→ **DATASET EXTRACT**
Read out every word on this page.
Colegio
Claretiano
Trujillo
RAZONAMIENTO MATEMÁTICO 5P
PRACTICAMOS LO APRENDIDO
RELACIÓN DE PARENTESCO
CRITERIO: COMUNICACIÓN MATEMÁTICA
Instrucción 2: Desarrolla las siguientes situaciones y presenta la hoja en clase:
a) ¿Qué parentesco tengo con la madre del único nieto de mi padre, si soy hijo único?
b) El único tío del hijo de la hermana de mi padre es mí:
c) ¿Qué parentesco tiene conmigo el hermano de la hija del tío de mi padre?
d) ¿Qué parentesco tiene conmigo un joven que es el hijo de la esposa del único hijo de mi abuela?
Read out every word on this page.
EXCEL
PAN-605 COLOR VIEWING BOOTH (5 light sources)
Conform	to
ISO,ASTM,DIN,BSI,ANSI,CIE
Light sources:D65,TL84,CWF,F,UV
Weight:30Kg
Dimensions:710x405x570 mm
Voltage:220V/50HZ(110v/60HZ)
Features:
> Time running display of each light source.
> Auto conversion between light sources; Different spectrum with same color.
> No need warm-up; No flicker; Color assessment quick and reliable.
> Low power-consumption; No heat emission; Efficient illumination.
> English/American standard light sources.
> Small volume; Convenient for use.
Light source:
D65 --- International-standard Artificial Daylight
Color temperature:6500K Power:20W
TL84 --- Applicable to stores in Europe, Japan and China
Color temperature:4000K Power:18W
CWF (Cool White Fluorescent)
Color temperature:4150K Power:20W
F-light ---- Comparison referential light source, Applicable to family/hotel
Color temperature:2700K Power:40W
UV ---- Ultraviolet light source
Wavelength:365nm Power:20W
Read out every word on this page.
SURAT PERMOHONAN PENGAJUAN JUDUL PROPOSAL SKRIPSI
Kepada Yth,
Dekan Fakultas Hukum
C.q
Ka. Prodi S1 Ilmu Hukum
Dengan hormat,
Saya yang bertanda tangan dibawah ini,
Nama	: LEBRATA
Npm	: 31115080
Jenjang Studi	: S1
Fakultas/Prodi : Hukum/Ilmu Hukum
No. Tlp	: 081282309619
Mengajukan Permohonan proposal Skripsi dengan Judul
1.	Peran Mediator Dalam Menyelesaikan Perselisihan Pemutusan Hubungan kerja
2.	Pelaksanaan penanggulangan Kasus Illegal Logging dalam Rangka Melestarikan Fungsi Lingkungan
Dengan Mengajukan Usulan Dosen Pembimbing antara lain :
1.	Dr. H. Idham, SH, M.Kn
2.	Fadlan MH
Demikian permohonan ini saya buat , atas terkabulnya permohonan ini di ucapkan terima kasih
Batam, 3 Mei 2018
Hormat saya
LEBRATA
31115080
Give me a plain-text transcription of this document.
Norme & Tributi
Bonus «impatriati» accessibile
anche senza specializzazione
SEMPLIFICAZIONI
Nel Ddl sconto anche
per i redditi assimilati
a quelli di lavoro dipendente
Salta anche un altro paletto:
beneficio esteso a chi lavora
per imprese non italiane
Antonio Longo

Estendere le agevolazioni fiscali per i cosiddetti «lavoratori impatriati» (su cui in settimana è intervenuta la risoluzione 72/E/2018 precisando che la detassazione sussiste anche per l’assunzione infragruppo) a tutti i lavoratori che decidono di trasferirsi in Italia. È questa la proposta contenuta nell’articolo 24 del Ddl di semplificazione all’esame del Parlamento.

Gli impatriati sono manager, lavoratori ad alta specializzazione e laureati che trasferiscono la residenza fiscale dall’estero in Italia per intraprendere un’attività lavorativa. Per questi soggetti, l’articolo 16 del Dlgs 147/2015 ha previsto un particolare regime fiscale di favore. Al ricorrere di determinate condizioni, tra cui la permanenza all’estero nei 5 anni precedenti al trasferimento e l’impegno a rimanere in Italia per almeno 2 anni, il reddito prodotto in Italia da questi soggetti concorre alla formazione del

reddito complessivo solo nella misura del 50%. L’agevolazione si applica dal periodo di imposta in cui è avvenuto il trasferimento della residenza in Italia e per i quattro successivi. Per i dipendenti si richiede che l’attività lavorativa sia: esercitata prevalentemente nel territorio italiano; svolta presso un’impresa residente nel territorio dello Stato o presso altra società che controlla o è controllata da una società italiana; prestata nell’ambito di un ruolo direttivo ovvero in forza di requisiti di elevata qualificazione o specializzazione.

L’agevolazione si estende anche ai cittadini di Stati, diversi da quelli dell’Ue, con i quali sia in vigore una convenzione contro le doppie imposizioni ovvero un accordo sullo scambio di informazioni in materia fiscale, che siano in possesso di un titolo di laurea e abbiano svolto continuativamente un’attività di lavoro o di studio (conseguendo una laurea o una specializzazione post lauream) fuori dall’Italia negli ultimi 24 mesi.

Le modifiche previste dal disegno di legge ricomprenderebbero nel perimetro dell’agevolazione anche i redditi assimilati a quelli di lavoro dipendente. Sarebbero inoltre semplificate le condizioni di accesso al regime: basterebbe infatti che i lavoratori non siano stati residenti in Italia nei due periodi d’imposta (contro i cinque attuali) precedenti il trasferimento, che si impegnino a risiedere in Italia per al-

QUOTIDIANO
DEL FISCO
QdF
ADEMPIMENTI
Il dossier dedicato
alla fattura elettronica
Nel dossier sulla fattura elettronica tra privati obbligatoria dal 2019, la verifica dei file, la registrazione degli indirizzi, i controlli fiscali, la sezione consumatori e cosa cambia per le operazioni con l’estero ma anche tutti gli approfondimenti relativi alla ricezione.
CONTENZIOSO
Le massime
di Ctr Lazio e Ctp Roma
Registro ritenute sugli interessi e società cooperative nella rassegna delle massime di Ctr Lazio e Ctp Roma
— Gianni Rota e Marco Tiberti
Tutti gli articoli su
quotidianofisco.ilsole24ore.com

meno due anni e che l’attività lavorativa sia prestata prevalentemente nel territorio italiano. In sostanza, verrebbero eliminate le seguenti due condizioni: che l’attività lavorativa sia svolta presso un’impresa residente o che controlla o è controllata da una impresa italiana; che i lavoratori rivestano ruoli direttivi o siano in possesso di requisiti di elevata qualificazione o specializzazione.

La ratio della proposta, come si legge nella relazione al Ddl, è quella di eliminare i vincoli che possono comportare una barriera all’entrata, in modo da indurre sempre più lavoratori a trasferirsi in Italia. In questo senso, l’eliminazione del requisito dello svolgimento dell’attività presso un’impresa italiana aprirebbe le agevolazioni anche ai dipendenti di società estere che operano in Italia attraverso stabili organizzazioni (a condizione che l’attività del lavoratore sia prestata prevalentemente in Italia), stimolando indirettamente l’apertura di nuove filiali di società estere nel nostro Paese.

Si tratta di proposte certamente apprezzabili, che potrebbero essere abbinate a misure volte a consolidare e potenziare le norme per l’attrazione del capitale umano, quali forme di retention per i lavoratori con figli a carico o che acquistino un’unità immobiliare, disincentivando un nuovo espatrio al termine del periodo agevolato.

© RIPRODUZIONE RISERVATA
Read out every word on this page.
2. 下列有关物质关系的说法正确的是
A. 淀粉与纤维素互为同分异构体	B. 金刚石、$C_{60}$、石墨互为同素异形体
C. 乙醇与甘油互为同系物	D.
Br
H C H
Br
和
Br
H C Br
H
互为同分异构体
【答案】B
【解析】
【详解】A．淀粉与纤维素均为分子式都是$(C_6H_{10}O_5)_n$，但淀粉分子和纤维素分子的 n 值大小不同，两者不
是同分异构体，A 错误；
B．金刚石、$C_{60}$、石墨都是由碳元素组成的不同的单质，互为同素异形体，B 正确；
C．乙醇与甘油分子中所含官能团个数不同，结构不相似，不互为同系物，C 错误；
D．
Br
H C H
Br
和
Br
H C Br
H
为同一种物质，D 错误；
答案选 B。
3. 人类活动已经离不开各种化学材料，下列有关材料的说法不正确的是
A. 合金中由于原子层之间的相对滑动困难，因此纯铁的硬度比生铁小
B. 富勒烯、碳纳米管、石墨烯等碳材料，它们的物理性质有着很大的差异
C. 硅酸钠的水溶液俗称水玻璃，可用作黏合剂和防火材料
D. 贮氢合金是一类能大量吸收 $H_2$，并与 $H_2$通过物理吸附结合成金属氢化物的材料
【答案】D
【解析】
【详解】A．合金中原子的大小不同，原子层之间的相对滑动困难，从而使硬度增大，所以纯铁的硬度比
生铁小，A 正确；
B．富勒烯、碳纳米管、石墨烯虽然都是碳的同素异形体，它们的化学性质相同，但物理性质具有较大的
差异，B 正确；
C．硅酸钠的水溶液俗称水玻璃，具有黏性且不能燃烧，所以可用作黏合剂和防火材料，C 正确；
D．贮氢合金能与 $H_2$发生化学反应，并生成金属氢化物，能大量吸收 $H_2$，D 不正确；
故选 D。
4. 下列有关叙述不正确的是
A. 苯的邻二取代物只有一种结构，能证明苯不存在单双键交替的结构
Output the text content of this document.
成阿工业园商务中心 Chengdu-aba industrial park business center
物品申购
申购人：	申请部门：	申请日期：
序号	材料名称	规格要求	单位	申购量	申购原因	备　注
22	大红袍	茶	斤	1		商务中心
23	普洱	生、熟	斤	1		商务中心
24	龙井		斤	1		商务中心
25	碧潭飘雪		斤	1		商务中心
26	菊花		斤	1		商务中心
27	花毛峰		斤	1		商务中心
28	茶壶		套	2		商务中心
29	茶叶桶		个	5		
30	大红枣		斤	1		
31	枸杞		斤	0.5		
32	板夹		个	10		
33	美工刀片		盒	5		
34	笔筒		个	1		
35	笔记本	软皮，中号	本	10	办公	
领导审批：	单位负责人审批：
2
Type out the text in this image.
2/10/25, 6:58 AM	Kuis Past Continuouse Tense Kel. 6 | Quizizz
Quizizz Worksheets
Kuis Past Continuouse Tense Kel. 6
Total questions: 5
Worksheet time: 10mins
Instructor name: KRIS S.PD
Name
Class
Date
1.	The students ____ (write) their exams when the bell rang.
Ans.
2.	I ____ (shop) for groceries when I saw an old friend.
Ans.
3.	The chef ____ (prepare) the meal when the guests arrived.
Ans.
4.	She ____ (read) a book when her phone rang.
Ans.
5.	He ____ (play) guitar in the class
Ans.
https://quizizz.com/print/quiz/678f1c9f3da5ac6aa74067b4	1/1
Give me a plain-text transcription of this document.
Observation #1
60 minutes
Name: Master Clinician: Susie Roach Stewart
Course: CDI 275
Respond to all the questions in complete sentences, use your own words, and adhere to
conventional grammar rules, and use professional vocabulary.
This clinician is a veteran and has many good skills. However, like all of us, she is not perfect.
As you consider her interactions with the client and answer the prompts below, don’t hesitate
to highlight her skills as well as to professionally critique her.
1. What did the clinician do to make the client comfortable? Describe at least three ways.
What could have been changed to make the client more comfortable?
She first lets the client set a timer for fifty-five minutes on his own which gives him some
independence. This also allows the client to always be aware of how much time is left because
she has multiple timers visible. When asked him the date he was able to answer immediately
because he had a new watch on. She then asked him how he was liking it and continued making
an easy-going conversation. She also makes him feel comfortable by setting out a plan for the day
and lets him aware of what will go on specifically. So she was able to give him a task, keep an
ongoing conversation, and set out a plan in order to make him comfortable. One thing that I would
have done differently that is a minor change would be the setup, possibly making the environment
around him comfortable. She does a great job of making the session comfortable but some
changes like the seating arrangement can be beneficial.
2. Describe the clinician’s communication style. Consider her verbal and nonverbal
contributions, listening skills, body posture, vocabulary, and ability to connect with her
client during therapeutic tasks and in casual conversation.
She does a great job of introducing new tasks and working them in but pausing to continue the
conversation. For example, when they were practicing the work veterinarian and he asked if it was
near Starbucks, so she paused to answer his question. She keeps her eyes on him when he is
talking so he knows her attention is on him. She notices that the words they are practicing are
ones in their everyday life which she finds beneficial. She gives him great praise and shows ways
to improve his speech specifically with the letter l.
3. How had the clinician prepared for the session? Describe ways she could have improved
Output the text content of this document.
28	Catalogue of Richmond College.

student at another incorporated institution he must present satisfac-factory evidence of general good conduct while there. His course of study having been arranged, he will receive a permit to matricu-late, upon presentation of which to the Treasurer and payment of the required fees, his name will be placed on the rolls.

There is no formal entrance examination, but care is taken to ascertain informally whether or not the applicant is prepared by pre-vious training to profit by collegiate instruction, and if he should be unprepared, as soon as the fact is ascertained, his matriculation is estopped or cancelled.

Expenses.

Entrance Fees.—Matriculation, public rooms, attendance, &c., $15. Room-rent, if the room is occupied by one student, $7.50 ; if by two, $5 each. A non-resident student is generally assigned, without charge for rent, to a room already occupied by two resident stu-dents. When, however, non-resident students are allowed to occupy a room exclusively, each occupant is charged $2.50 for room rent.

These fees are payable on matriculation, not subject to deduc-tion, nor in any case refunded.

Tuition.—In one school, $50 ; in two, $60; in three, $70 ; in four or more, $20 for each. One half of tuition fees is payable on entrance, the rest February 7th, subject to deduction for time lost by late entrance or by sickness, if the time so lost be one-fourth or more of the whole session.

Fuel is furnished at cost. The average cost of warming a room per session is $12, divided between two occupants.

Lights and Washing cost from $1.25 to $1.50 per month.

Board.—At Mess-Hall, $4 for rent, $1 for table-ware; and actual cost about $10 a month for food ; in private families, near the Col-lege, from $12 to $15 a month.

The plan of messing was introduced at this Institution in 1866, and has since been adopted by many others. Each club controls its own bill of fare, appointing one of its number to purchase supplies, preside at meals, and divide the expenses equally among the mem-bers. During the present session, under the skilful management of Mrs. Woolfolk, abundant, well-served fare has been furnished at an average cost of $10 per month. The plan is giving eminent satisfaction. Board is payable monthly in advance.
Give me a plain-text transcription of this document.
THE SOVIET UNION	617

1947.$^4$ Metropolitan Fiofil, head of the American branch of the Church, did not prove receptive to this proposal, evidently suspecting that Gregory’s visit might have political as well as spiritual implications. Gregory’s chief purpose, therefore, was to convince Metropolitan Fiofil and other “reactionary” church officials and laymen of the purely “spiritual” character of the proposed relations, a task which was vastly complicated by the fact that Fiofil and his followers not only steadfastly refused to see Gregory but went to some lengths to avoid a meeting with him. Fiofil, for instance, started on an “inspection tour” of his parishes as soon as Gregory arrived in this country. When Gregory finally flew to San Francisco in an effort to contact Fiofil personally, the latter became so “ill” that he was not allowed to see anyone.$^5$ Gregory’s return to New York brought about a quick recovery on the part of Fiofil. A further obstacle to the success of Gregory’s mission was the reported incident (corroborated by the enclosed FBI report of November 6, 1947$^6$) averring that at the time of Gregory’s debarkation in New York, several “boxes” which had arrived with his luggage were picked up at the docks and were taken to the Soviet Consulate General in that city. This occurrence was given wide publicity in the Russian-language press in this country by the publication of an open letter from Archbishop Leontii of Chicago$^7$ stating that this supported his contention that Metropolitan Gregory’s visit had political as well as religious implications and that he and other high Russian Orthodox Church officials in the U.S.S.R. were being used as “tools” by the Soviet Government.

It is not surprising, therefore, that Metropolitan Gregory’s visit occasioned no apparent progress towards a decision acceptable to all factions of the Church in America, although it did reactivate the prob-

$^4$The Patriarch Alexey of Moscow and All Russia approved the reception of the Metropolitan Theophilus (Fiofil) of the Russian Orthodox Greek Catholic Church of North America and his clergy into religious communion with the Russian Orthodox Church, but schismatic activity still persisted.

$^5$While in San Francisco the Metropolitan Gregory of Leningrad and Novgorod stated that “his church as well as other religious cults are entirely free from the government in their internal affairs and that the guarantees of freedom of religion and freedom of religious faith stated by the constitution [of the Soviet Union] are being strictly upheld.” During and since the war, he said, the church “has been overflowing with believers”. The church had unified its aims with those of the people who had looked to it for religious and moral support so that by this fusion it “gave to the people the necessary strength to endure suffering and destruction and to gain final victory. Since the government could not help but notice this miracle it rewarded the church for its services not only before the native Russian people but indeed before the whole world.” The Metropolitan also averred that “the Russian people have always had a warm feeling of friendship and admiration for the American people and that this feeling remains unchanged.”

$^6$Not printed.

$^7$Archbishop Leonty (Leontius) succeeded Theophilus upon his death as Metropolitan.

→ **PROBLEM**
List every line above that holds the word "Tense".

→ **RESPONSE TO THIS TASK**
2/10/25, 6:58 AM	Kuis Past Continuouse Tense Kel. 6 | Quizizz
Kuis Past Continuouse Tense Kel. 6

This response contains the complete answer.